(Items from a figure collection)
++++++++++

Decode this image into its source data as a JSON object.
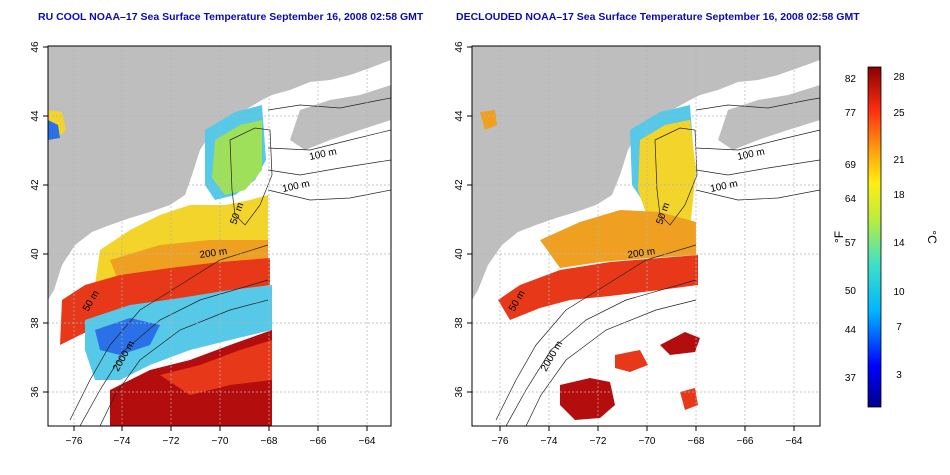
{
  "panels": [
    {
      "title": "RU COOL NOAA–17 Sea Surface Temperature September 16, 2008 02:58 GMT",
      "x_ticks": [
        "−76",
        "−74",
        "−72",
        "−70",
        "−68",
        "−66",
        "−64"
      ],
      "y_ticks": [
        "46",
        "44",
        "42",
        "40",
        "38",
        "36"
      ],
      "contour_labels": [
        "100 m",
        "100 m",
        "50 m",
        "200 m",
        "50 m",
        "2000 m"
      ]
    },
    {
      "title": "DECLOUDED NOAA–17 Sea Surface Temperature September 16, 2008 02:58 GMT",
      "x_ticks": [
        "−76",
        "−74",
        "−72",
        "−70",
        "−68",
        "−66",
        "−64"
      ],
      "y_ticks": [
        "46",
        "44",
        "42",
        "40",
        "38",
        "36"
      ],
      "contour_labels": [
        "100 m",
        "100 m",
        "50 m",
        "200 m",
        "50 m",
        "2000 m"
      ]
    }
  ],
  "colorbar": {
    "f_label": "°F",
    "c_label": "°C",
    "f_ticks": [
      "82",
      "77",
      "69",
      "64",
      "57",
      "50",
      "44",
      "37"
    ],
    "c_ticks": [
      "28",
      "25",
      "21",
      "18",
      "14",
      "10",
      "7",
      "3"
    ]
  },
  "colors": {
    "land": "#bebebe",
    "title": "#0a0ab4",
    "warm": "#e8381a",
    "hot": "#b30d0d",
    "mild": "#f2d42a",
    "cool": "#56c8e8"
  }
}
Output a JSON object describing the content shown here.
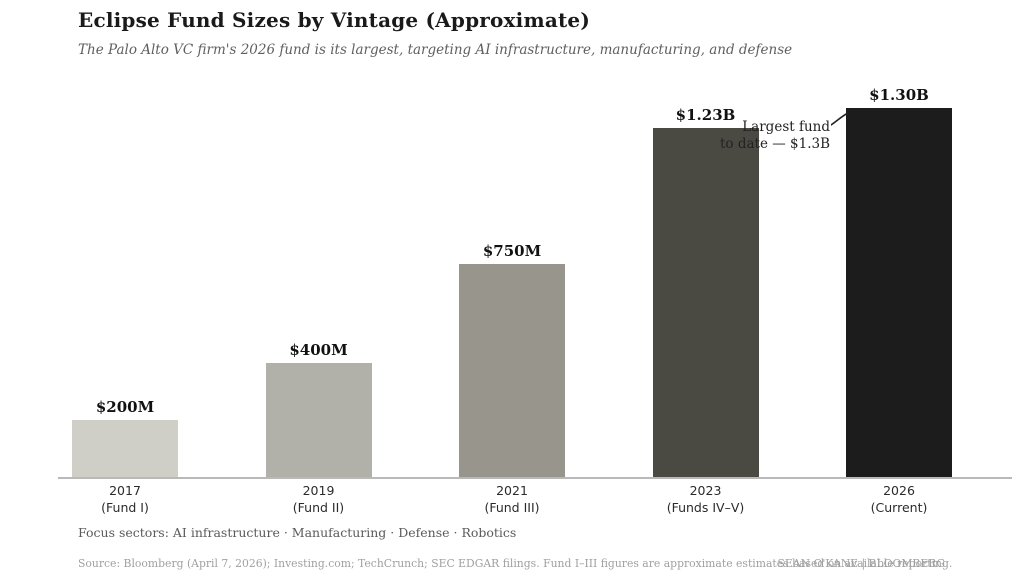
{
  "header": {},
  "chart_data": {
    "type": "bar",
    "title": "Eclipse Fund Sizes by Vintage (Approximate)",
    "subtitle": "The Palo Alto VC firm's 2026 fund is its largest, targeting AI infrastructure, manufacturing, and defense",
    "categories": [
      "2017 (Fund I)",
      "2019 (Fund II)",
      "2021 (Fund III)",
      "2023 (Funds IV–V)",
      "2026 (Current)"
    ],
    "tick_line1": [
      "2017",
      "2019",
      "2021",
      "2023",
      "2026"
    ],
    "tick_line2": [
      "(Fund I)",
      "(Fund II)",
      "(Fund III)",
      "(Funds IV–V)",
      "(Current)"
    ],
    "values_usd_millions": [
      200,
      400,
      750,
      1230,
      1300
    ],
    "value_labels": [
      "$200M",
      "$400M",
      "$750M",
      "$1.23B",
      "$1.30B"
    ],
    "bar_colors": [
      "#cfcfc8",
      "#b1b1aa",
      "#97958c",
      "#4a4a43",
      "#1c1c1c"
    ],
    "xlabel": "",
    "ylabel": "",
    "ylim": [
      0,
      1400
    ],
    "grid": false,
    "legend": "none",
    "annotation": {
      "line1": "Largest fund",
      "line2": "to date — $1.3B",
      "target_category": "2026 (Current)"
    }
  },
  "footer": {
    "focus_label": "Focus sectors:",
    "sectors": [
      "AI infrastructure",
      "Manufacturing",
      "Defense",
      "Robotics"
    ],
    "separator": "·",
    "source": "Source: Bloomberg (April 7, 2026); Investing.com; TechCrunch; SEC EDGAR filings. Fund I–III figures are approximate estimates based on available reporting.",
    "credit_overlay": "SEAN O'KANE | BLOOMBERG"
  }
}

++++++++++

Starting at the line with "Output a JSON", output each line through the final one of the listing above, and nothing else. Pictures are to be left out.

• **Written solution**:
Output a JSON object describing the content shown here.
{
  "header": {},
  "chart_data": {
    "type": "bar",
    "title": "Eclipse Fund Sizes by Vintage (Approximate)",
    "subtitle": "The Palo Alto VC firm's 2026 fund is its largest, targeting AI infrastructure, manufacturing, and defense",
    "categories": [
      "2017 (Fund I)",
      "2019 (Fund II)",
      "2021 (Fund III)",
      "2023 (Funds IV–V)",
      "2026 (Current)"
    ],
    "tick_line1": [
      "2017",
      "2019",
      "2021",
      "2023",
      "2026"
    ],
    "tick_line2": [
      "(Fund I)",
      "(Fund II)",
      "(Fund III)",
      "(Funds IV–V)",
      "(Current)"
    ],
    "values_usd_millions": [
      200,
      400,
      750,
      1230,
      1300
    ],
    "value_labels": [
      "$200M",
      "$400M",
      "$750M",
      "$1.23B",
      "$1.30B"
    ],
    "bar_colors": [
      "#cfcfc8",
      "#b1b1aa",
      "#97958c",
      "#4a4a43",
      "#1c1c1c"
    ],
    "xlabel": "",
    "ylabel": "",
    "ylim": [
      0,
      1400
    ],
    "grid": false,
    "legend": "none",
    "annotation": {
      "line1": "Largest fund",
      "line2": "to date — $1.3B",
      "target_category": "2026 (Current)"
    }
  },
  "footer": {
    "focus_label": "Focus sectors:",
    "sectors": [
      "AI infrastructure",
      "Manufacturing",
      "Defense",
      "Robotics"
    ],
    "separator": "·",
    "source": "Source: Bloomberg (April 7, 2026); Investing.com; TechCrunch; SEC EDGAR filings. Fund I–III figures are approximate estimates based on available reporting.",
    "credit_overlay": "SEAN O'KANE | BLOOMBERG"
  }
}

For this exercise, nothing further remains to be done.